▶ **Data shown**
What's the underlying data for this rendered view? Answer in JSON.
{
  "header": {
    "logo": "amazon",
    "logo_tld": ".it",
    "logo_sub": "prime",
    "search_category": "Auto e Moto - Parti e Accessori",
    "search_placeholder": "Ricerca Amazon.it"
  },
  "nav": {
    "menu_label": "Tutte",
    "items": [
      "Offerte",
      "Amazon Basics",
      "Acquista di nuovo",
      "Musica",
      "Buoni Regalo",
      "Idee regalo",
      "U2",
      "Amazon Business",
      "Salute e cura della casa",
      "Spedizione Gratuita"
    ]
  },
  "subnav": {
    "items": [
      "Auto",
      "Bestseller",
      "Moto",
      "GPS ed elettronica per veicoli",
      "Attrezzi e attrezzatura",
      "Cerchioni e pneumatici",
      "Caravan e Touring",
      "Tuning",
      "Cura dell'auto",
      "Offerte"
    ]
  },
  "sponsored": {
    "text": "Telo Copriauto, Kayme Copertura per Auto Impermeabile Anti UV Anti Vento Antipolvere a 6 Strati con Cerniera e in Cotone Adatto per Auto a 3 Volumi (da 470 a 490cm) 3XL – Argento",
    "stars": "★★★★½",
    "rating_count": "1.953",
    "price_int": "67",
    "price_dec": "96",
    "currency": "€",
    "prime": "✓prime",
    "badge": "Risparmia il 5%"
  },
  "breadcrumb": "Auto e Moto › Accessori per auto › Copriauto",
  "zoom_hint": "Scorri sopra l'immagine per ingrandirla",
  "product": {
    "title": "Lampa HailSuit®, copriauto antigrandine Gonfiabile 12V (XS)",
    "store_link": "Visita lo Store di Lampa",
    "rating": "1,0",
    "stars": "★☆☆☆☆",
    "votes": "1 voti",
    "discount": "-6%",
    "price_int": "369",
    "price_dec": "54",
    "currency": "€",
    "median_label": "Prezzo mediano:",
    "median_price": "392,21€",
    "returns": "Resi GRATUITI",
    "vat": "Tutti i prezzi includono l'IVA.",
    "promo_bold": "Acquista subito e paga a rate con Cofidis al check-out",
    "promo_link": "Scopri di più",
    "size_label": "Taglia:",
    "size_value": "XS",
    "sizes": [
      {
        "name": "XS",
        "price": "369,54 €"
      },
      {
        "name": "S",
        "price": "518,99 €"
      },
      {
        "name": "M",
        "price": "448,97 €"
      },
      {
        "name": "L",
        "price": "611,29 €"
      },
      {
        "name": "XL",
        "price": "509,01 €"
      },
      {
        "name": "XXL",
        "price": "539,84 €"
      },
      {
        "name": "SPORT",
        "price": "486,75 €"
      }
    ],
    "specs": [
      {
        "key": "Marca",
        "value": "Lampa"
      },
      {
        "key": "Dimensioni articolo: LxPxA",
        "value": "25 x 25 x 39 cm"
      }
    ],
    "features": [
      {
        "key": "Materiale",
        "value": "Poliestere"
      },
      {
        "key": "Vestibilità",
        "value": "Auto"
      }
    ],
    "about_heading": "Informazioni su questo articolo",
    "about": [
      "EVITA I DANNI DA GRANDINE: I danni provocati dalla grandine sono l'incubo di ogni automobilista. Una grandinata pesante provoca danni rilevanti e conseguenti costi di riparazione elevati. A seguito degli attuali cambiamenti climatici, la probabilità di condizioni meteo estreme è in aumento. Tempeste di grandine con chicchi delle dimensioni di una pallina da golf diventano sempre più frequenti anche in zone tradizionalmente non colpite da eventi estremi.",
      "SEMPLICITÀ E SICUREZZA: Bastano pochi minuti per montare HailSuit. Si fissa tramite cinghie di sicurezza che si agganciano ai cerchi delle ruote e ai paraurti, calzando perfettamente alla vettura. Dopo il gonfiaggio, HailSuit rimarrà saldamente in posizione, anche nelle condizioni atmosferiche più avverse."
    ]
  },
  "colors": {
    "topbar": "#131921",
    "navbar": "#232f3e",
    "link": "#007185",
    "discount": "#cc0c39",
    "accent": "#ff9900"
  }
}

▶ **Given exercise**
Copy out the whole listing exactly.

▶ **Solution to this exercise**
What's the underlying data for this rendered view? Answer in JSON.
{
  "header": {
    "logo": "amazon",
    "logo_tld": ".it",
    "logo_sub": "prime",
    "search_category": "Auto e Moto - Parti e Accessori",
    "search_placeholder": "Ricerca Amazon.it"
  },
  "nav": {
    "menu_label": "Tutte",
    "items": [
      "Offerte",
      "Amazon Basics",
      "Acquista di nuovo",
      "Musica",
      "Buoni Regalo",
      "Idee regalo",
      "U2",
      "Amazon Business",
      "Salute e cura della casa",
      "Spedizione Gratuita"
    ]
  },
  "subnav": {
    "items": [
      "Auto",
      "Bestseller",
      "Moto",
      "GPS ed elettronica per veicoli",
      "Attrezzi e attrezzatura",
      "Cerchioni e pneumatici",
      "Caravan e Touring",
      "Tuning",
      "Cura dell'auto",
      "Offerte"
    ]
  },
  "sponsored": {
    "text": "Telo Copriauto, Kayme Copertura per Auto Impermeabile Anti UV Anti Vento Antipolvere a 6 Strati con Cerniera e in Cotone Adatto per Auto a 3 Volumi (da 470 a 490cm) 3XL – Argento",
    "stars": "★★★★½",
    "rating_count": "1.953",
    "price_int": "67",
    "price_dec": "96",
    "currency": "€",
    "prime": "✓prime",
    "badge": "Risparmia il 5%"
  },
  "breadcrumb": "Auto e Moto › Accessori per auto › Copriauto",
  "zoom_hint": "Scorri sopra l'immagine per ingrandirla",
  "product": {
    "title": "Lampa HailSuit®, copriauto antigrandine Gonfiabile 12V (XS)",
    "store_link": "Visita lo Store di Lampa",
    "rating": "1,0",
    "stars": "★☆☆☆☆",
    "votes": "1 voti",
    "discount": "-6%",
    "price_int": "369",
    "price_dec": "54",
    "currency": "€",
    "median_label": "Prezzo mediano:",
    "median_price": "392,21€",
    "returns": "Resi GRATUITI",
    "vat": "Tutti i prezzi includono l'IVA.",
    "promo_bold": "Acquista subito e paga a rate con Cofidis al check-out",
    "promo_link": "Scopri di più",
    "size_label": "Taglia:",
    "size_value": "XS",
    "sizes": [
      {
        "name": "XS",
        "price": "369,54 €"
      },
      {
        "name": "S",
        "price": "518,99 €"
      },
      {
        "name": "M",
        "price": "448,97 €"
      },
      {
        "name": "L",
        "price": "611,29 €"
      },
      {
        "name": "XL",
        "price": "509,01 €"
      },
      {
        "name": "XXL",
        "price": "539,84 €"
      },
      {
        "name": "SPORT",
        "price": "486,75 €"
      }
    ],
    "specs": [
      {
        "key": "Marca",
        "value": "Lampa"
      },
      {
        "key": "Dimensioni articolo: LxPxA",
        "value": "25 x 25 x 39 cm"
      }
    ],
    "features": [
      {
        "key": "Materiale",
        "value": "Poliestere"
      },
      {
        "key": "Vestibilità",
        "value": "Auto"
      }
    ],
    "about_heading": "Informazioni su questo articolo",
    "about": [
      "EVITA I DANNI DA GRANDINE: I danni provocati dalla grandine sono l'incubo di ogni automobilista. Una grandinata pesante provoca danni rilevanti e conseguenti costi di riparazione elevati. A seguito degli attuali cambiamenti climatici, la probabilità di condizioni meteo estreme è in aumento. Tempeste di grandine con chicchi delle dimensioni di una pallina da golf diventano sempre più frequenti anche in zone tradizionalmente non colpite da eventi estremi.",
      "SEMPLICITÀ E SICUREZZA: Bastano pochi minuti per montare HailSuit. Si fissa tramite cinghie di sicurezza che si agganciano ai cerchi delle ruote e ai paraurti, calzando perfettamente alla vettura. Dopo il gonfiaggio, HailSuit rimarrà saldamente in posizione, anche nelle condizioni atmosferiche più avverse."
    ]
  },
  "colors": {
    "topbar": "#131921",
    "navbar": "#232f3e",
    "link": "#007185",
    "discount": "#cc0c39",
    "accent": "#ff9900"
  }
}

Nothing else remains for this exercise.